> _Listing_:

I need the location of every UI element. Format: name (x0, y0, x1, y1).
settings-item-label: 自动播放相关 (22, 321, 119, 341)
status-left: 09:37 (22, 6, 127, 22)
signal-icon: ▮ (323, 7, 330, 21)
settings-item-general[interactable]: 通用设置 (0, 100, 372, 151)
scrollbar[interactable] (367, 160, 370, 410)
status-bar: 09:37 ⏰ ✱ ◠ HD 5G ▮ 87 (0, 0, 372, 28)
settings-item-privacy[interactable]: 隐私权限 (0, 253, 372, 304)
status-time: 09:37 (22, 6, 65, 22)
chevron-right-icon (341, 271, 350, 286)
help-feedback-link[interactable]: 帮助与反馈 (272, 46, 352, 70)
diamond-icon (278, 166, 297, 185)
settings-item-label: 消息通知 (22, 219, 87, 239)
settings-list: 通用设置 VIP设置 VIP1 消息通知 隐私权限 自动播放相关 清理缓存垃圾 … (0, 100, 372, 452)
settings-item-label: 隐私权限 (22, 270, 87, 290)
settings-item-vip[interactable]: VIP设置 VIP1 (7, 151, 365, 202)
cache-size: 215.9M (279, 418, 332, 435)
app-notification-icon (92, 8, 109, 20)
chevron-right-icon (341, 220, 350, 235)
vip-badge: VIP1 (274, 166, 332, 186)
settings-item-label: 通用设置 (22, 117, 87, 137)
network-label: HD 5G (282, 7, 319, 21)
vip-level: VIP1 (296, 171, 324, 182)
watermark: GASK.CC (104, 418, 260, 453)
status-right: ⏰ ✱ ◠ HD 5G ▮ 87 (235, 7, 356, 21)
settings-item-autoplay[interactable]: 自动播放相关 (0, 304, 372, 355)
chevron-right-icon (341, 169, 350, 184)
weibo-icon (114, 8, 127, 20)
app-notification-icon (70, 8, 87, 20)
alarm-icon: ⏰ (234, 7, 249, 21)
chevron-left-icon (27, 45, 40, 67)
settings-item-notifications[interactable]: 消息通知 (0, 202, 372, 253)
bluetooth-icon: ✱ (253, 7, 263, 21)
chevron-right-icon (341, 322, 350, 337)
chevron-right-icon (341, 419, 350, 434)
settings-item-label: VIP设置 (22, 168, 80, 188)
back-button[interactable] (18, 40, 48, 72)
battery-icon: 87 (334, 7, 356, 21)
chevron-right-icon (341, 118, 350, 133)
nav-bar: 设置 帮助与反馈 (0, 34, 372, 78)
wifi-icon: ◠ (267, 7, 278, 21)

> _Your objective_: Convert the rows from the start of the records through the row containing "scrollbar[interactable] (367, 160, 370, 410)" into a JSON list of strings, one string per row, skipping blank rows.

> _Task output_:
[
  "I need the location of every UI element. Format: name (x0, y0, x1, y1).",
  "settings-item-label: 自动播放相关 (22, 321, 119, 341)",
  "status-left: 09:37 (22, 6, 127, 22)",
  "signal-icon: ▮ (323, 7, 330, 21)",
  "settings-item-general[interactable]: 通用设置 (0, 100, 372, 151)",
  "scrollbar[interactable] (367, 160, 370, 410)"
]